_Your task:_
Leave out the pictures and copy each record below exactly.

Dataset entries
^^^^^^^^
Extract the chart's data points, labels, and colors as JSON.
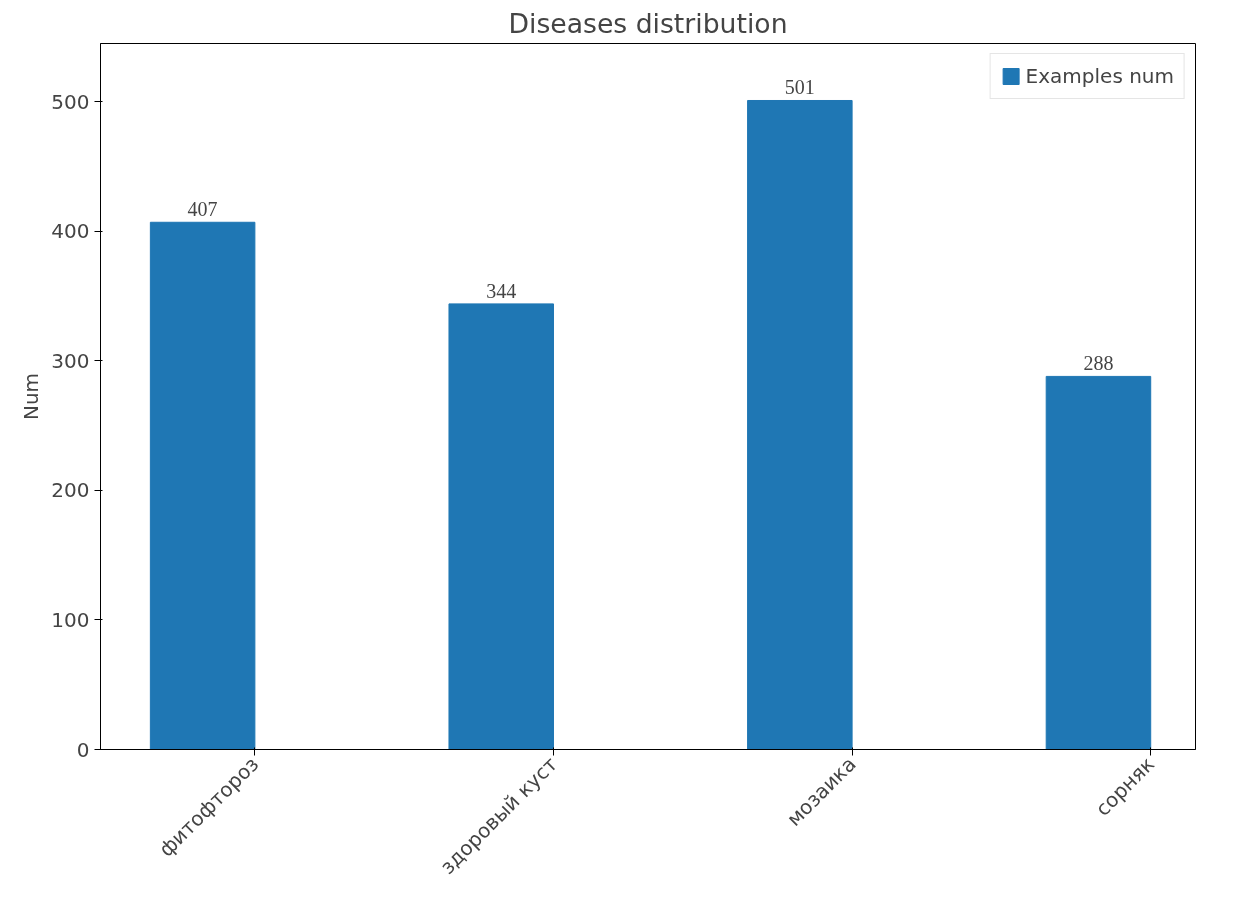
{
  "chart_data": {
    "type": "bar",
    "title": "Diseases distribution",
    "ylabel": "Num",
    "categories": [
      "фитофтороз",
      "здоровый куст",
      "мозаика",
      "сорняк"
    ],
    "series": [
      {
        "name": "Examples num",
        "color": "#1f77b4",
        "values": [
          407,
          344,
          501,
          288
        ]
      }
    ],
    "ylim": [
      0,
      545
    ],
    "yticks": [
      0,
      100,
      200,
      300,
      400,
      500
    ],
    "data_labels": true,
    "legend": "top right",
    "grid": false
  }
}
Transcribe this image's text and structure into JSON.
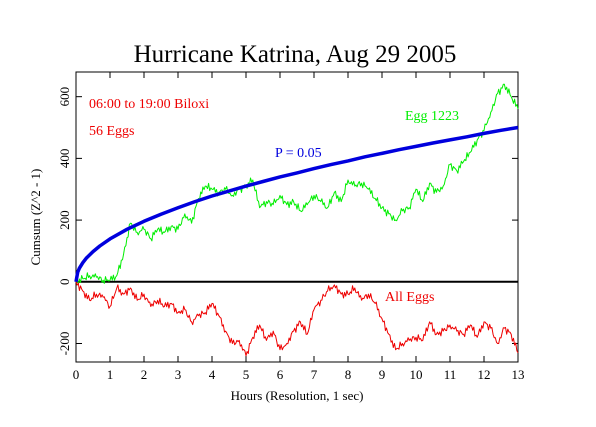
^^^^^^^^
_Task answer:_
Extract the chart's data points, labels, and colors as JSON.
{
  "chart_data": {
    "type": "bar",
    "title": "Diseases distribution",
    "ylabel": "Num",
    "categories": [
      "фитофтороз",
      "здоровый куст",
      "мозаика",
      "сорняк"
    ],
    "series": [
      {
        "name": "Examples num",
        "color": "#1f77b4",
        "values": [
          407,
          344,
          501,
          288
        ]
      }
    ],
    "ylim": [
      0,
      545
    ],
    "yticks": [
      0,
      100,
      200,
      300,
      400,
      500
    ],
    "data_labels": true,
    "legend": "top right",
    "grid": false
  }
}
Transcribe this image's text and structure into JSON.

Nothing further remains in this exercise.